» Exercise prompt
Using the listing below, copy every line that mentions "First".

Data entries
==============================
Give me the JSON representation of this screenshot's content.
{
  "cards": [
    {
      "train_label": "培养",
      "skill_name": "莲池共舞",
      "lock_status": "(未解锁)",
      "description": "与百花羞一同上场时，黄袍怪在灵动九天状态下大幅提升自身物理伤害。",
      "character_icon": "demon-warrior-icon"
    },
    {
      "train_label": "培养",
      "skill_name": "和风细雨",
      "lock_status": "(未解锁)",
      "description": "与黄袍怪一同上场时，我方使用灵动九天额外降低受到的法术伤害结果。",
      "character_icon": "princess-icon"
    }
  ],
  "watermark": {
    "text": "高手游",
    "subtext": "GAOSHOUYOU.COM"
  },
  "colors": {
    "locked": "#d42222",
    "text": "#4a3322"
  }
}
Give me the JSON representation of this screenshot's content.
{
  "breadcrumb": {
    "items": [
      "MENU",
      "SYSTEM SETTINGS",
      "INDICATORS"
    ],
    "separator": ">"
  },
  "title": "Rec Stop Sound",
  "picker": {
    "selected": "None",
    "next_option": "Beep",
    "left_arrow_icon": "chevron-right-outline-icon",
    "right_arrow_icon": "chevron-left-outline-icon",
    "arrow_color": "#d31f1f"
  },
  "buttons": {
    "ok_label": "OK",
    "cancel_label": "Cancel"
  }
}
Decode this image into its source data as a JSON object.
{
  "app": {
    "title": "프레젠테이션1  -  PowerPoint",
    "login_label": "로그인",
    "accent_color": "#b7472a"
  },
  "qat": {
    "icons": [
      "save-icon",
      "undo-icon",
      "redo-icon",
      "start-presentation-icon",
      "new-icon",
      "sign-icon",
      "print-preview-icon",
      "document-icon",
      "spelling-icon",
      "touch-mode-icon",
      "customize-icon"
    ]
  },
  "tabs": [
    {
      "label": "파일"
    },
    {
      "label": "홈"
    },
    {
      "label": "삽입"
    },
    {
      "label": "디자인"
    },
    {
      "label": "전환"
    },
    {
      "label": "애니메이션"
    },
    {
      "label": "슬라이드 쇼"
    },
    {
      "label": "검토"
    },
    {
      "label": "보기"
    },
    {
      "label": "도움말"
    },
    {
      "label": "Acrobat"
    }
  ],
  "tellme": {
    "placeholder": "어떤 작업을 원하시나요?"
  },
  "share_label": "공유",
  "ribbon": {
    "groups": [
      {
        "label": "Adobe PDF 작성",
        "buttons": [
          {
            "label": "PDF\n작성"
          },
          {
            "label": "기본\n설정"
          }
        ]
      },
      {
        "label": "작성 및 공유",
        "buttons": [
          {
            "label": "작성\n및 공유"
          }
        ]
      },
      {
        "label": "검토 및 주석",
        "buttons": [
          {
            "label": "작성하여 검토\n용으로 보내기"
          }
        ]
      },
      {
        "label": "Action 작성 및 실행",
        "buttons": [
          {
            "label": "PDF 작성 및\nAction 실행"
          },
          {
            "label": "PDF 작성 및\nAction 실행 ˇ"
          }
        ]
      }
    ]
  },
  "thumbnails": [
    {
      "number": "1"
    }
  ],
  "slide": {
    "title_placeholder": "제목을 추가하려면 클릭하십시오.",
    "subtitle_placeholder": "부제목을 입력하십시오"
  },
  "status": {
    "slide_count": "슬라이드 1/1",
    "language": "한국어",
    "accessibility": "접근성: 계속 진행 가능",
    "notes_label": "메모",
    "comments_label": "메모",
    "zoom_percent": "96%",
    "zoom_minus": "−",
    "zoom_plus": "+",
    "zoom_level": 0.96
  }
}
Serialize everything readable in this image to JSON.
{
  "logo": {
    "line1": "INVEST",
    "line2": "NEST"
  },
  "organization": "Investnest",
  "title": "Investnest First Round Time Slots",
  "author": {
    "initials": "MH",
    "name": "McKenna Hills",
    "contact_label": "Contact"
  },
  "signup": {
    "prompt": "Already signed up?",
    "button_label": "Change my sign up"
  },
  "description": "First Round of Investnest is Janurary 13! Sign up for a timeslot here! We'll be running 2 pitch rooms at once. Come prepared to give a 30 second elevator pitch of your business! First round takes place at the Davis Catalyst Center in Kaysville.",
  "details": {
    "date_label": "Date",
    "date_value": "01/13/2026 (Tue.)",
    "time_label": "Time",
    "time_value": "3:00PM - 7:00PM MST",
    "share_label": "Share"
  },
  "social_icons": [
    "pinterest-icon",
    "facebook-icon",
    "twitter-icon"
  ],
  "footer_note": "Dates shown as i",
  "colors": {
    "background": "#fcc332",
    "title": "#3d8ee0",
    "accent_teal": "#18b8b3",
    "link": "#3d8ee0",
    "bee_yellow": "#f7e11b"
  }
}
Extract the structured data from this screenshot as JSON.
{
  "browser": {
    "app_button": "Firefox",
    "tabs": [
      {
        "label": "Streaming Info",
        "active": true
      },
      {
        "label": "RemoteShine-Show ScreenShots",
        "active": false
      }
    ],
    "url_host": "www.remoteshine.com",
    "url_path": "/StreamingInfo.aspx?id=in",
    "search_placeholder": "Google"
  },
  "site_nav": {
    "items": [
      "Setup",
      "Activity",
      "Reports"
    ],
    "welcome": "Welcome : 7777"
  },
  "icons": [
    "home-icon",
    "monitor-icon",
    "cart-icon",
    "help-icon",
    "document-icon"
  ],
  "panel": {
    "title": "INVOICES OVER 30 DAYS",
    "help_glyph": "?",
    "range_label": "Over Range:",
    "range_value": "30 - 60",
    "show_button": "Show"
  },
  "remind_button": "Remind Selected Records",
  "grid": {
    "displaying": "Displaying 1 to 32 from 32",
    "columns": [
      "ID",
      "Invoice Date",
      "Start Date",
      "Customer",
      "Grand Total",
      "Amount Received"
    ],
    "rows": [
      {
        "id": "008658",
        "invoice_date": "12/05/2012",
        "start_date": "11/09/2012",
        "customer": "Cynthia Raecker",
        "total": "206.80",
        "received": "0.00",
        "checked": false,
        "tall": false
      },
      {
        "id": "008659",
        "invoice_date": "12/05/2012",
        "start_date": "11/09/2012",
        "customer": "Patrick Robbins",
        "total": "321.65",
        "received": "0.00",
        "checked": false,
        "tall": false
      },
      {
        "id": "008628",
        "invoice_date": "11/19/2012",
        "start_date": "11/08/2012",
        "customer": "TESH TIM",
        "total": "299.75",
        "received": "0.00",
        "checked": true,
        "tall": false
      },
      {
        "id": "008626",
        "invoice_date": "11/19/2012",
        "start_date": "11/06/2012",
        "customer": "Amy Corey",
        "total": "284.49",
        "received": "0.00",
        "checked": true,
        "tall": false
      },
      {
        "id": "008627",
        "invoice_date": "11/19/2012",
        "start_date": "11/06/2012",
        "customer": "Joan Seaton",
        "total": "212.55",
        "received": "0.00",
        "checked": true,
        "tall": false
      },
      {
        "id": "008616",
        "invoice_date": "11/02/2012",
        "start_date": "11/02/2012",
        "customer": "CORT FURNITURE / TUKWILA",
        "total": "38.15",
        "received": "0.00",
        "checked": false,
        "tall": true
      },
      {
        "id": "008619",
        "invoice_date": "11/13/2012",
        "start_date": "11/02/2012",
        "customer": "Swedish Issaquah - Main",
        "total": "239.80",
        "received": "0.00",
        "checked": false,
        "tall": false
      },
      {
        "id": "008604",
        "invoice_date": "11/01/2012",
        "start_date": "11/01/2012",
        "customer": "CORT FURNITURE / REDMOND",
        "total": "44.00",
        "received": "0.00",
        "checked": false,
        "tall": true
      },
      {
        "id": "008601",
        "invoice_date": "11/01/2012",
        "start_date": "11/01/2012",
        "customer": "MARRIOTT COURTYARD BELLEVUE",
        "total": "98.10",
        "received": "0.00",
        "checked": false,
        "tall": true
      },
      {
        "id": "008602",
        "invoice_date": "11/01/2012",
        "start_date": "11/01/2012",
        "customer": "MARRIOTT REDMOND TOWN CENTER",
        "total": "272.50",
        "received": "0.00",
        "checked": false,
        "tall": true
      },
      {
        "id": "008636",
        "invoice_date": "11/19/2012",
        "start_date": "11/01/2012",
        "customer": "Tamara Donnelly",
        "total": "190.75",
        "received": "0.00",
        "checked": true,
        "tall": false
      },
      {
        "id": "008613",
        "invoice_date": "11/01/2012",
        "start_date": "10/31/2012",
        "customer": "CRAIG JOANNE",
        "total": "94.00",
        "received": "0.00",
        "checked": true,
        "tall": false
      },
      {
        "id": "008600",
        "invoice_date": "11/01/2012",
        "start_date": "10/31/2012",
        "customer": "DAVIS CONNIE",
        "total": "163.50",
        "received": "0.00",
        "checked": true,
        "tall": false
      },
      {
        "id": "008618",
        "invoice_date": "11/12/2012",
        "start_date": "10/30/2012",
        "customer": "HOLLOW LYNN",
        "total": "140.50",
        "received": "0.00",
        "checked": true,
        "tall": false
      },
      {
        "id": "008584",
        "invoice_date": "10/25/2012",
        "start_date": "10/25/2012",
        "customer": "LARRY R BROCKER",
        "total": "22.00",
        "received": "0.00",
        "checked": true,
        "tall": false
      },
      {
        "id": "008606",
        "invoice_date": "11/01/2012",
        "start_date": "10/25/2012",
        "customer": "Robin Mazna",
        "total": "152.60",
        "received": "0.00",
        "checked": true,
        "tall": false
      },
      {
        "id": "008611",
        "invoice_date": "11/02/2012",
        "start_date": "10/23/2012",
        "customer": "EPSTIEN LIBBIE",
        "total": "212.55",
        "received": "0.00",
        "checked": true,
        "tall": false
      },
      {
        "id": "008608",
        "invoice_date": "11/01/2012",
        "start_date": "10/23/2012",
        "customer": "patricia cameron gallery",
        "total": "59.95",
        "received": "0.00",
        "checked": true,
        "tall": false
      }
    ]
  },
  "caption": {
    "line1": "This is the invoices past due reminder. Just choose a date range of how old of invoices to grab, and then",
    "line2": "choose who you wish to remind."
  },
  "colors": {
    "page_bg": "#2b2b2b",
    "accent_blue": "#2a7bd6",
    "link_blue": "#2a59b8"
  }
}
==============================
» Task response
  "title": "Investnest First Round Time Slots",
  "description": "First Round of Investnest is Janurary 13! Sign up for a timeslot here! We'll be running 2 pitch rooms at once. Come prepared to give a 30 second elevator pitch of your business! First round takes place at the Davis Catalyst Center in Kaysville.",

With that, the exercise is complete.